#### Instructions for the task
How many lines in the entries below contain the string "funcs"? Reply with the number alone.

#### Information provided
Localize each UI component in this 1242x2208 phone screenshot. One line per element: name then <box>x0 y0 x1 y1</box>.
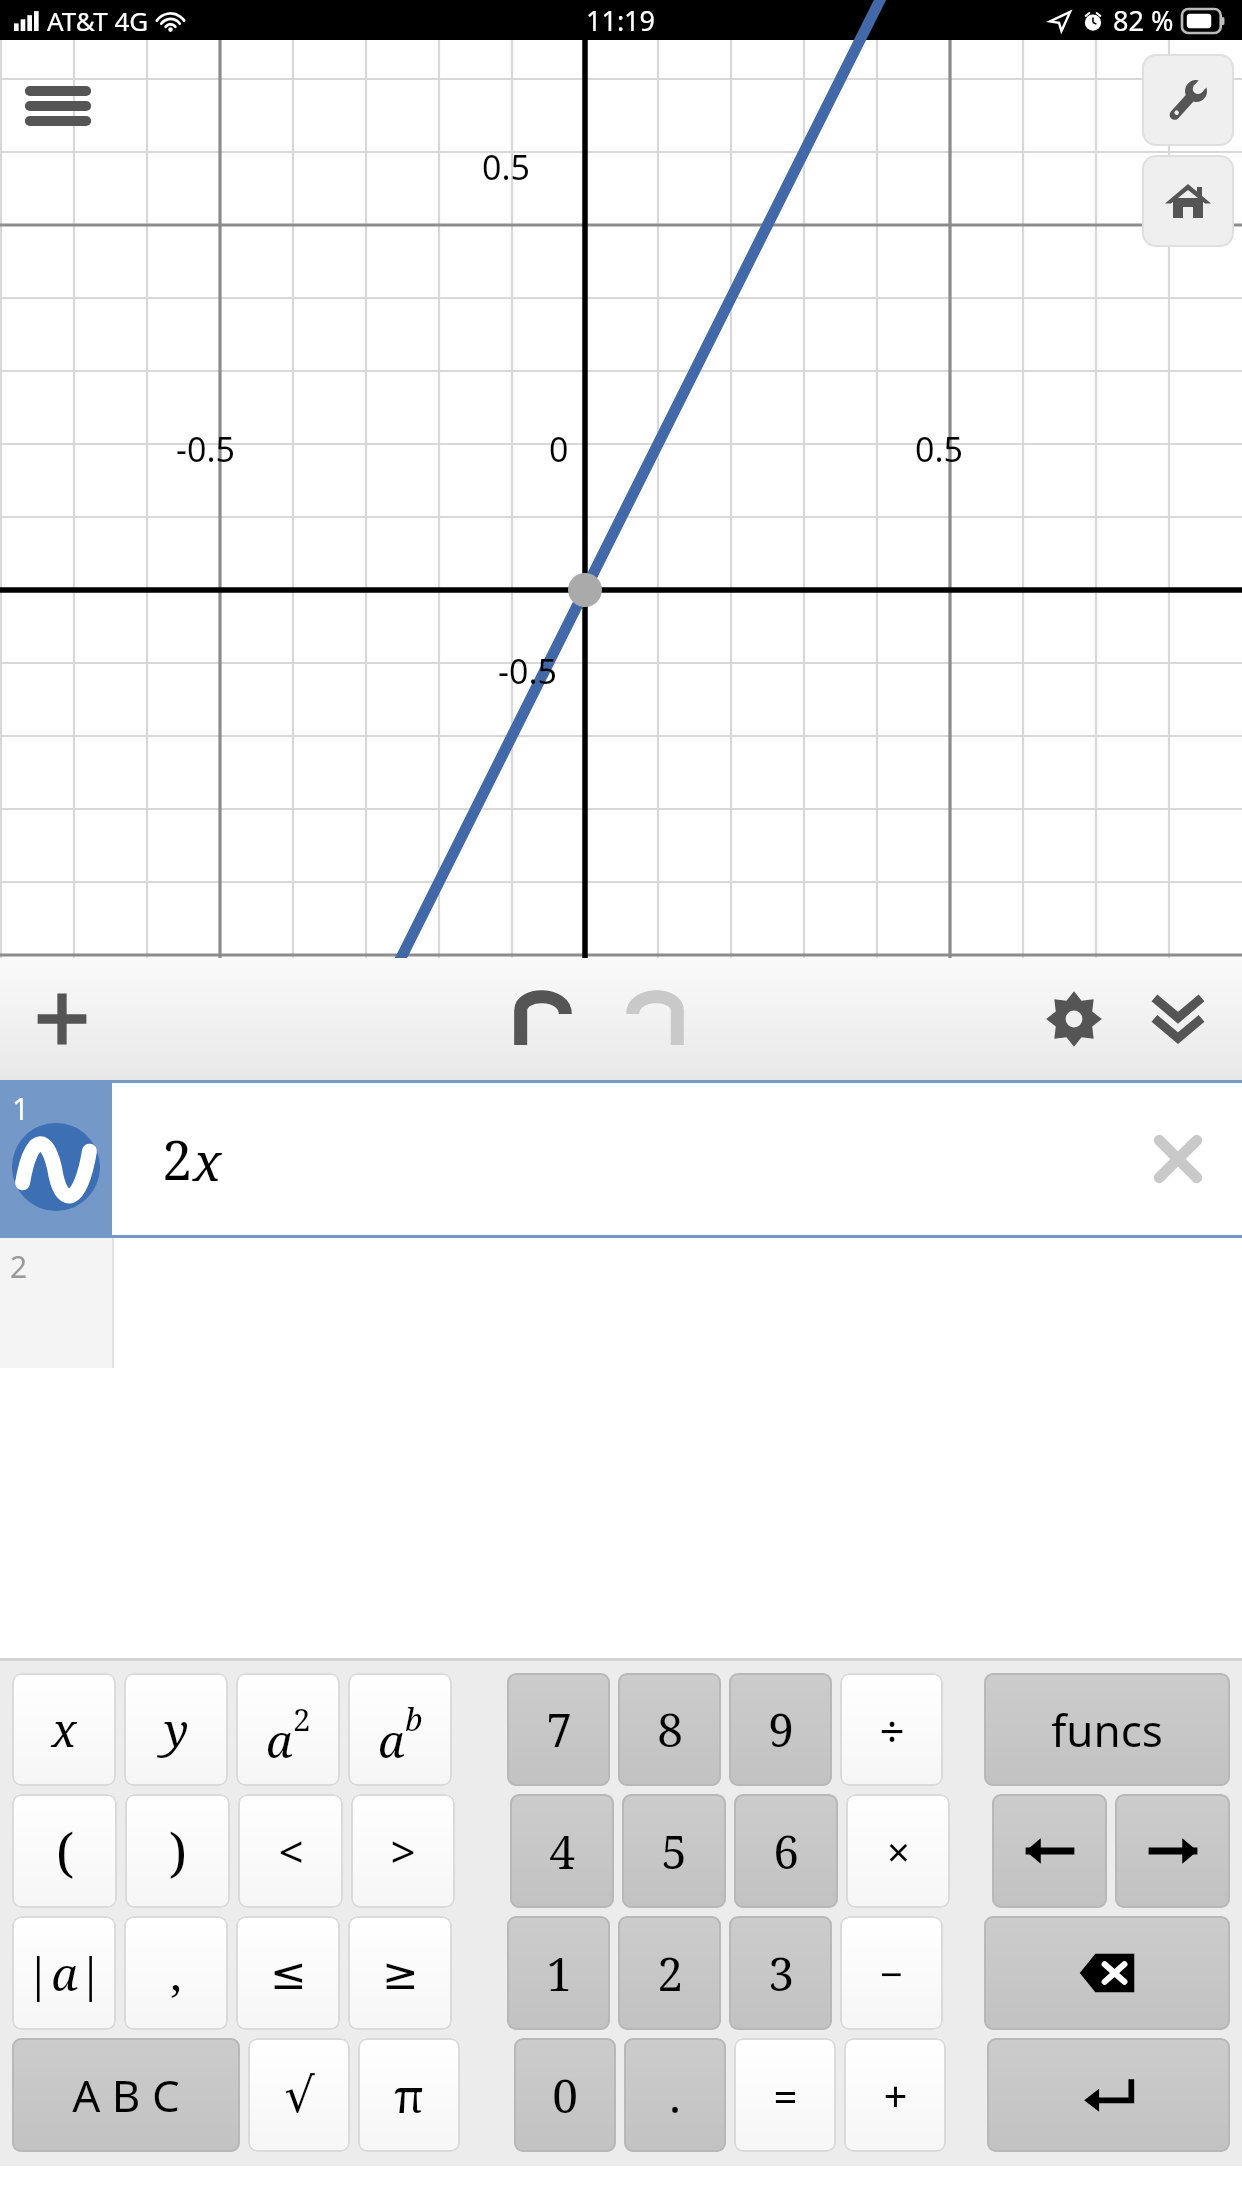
staticText: 7 <box>546 1698 572 1761</box>
button[interactable]: 1 <box>0 1080 1242 1238</box>
button[interactable]: 5 <box>622 1794 726 1908</box>
button[interactable]: Move cursor left <box>992 1794 1107 1908</box>
staticText: 0 <box>549 426 569 472</box>
staticText: -0.5 <box>498 648 557 694</box>
button[interactable]: y <box>124 1673 228 1786</box>
button[interactable]: A B C <box>12 2038 240 2152</box>
staticText: AT&T 4G <box>47 3 149 38</box>
staticText: . <box>669 2064 681 2127</box>
staticText: b <box>405 1698 423 1741</box>
staticText: 0.5 <box>482 144 531 190</box>
button[interactable]: Delete expression <box>1142 1123 1214 1195</box>
button[interactable]: Collapse <box>1130 971 1226 1067</box>
staticText: funcs <box>1051 1700 1163 1760</box>
staticText: = <box>773 2067 798 2124</box>
button[interactable]: Move cursor right <box>1115 1794 1230 1908</box>
button[interactable]: 2 <box>618 1916 721 2030</box>
button[interactable]: . <box>624 2038 726 2152</box>
button[interactable]: , <box>124 1916 228 2030</box>
button[interactable]: < <box>238 1794 343 1908</box>
staticText: 0.5 <box>915 426 964 472</box>
button[interactable]: Enter <box>987 2038 1230 2152</box>
button[interactable]: a <box>348 1673 452 1786</box>
staticText: , <box>170 1942 182 2005</box>
staticText: |a| <box>25 1942 104 2005</box>
staticText: x <box>51 1698 77 1761</box>
button[interactable]: 1 <box>507 1916 610 2030</box>
button[interactable]: 0 <box>514 2038 616 2152</box>
staticText: 9 <box>768 1698 794 1761</box>
button[interactable]: Undo <box>495 971 591 1067</box>
button[interactable]: Redo <box>607 971 703 1067</box>
button[interactable]: = <box>734 2038 836 2152</box>
staticText: ≥ <box>382 1948 419 1999</box>
button[interactable]: × <box>846 1794 950 1908</box>
staticText: 1 <box>546 1942 572 2005</box>
staticText: 0 <box>552 2064 578 2127</box>
button[interactable]: a <box>236 1673 340 1786</box>
button[interactable]: − <box>840 1916 943 2030</box>
staticText: − <box>880 1946 903 2000</box>
button[interactable]: Add expression <box>14 971 110 1067</box>
staticText: ÷ <box>879 1700 905 1760</box>
staticText: > <box>390 1821 416 1881</box>
staticText: + <box>883 2067 908 2124</box>
staticText: a <box>266 1709 293 1772</box>
staticText: 2 <box>10 1246 28 1287</box>
button[interactable]: ≥ <box>348 1916 452 2030</box>
staticText: 2 <box>162 1122 193 1196</box>
button[interactable]: 8 <box>618 1673 721 1786</box>
staticText: ≤ <box>270 1948 307 1999</box>
staticText: y <box>164 1698 189 1761</box>
staticText: x <box>193 1125 222 1196</box>
staticText: 4 <box>549 1820 575 1883</box>
button[interactable]: π <box>358 2038 460 2152</box>
staticText: a <box>378 1709 405 1772</box>
staticText: 82 % <box>1113 2 1174 39</box>
button[interactable]: ( <box>12 1794 117 1908</box>
staticText: A B C <box>72 2065 180 2125</box>
staticText: 2 <box>657 1942 683 2005</box>
staticText: 8 <box>657 1698 683 1761</box>
staticText: ( <box>56 1816 74 1887</box>
button[interactable]: funcs <box>984 1673 1230 1786</box>
button[interactable]: 7 <box>507 1673 610 1786</box>
button[interactable]: 4 <box>510 1794 614 1908</box>
button[interactable]: + <box>844 2038 946 2152</box>
button[interactable]: x <box>12 1673 116 1786</box>
staticText: 5 <box>661 1820 687 1883</box>
staticText: × <box>887 1824 910 1878</box>
button[interactable]: Settings <box>1026 971 1122 1067</box>
staticText: π <box>394 2064 424 2127</box>
button[interactable]: 6 <box>734 1794 838 1908</box>
button[interactable]: Menu <box>20 76 96 136</box>
staticText: 1 <box>12 1088 30 1129</box>
staticText: 6 <box>773 1820 799 1883</box>
button[interactable]: ) <box>125 1794 230 1908</box>
button[interactable]: 3 <box>729 1916 832 2030</box>
button[interactable]: √ <box>248 2038 350 2152</box>
staticText: < <box>278 1821 304 1881</box>
button[interactable]: > <box>351 1794 455 1908</box>
staticText: √ <box>284 2067 315 2123</box>
staticText: 2 <box>293 1698 311 1741</box>
button[interactable]: ÷ <box>840 1673 943 1786</box>
staticText: ) <box>169 1816 187 1887</box>
button[interactable]: 2 <box>0 1238 1242 1368</box>
staticText: 11:19 <box>586 2 656 39</box>
staticText: 3 <box>768 1942 794 2005</box>
button[interactable]: 9 <box>729 1673 832 1786</box>
button[interactable]: Home <box>1142 155 1234 247</box>
button[interactable]: Backspace <box>984 1916 1230 2030</box>
button[interactable]: ≤ <box>236 1916 340 2030</box>
staticText: -0.5 <box>176 426 235 472</box>
button[interactable]: Settings <box>1142 54 1234 146</box>
button[interactable]: |a| <box>12 1916 116 2030</box>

#### Written response
2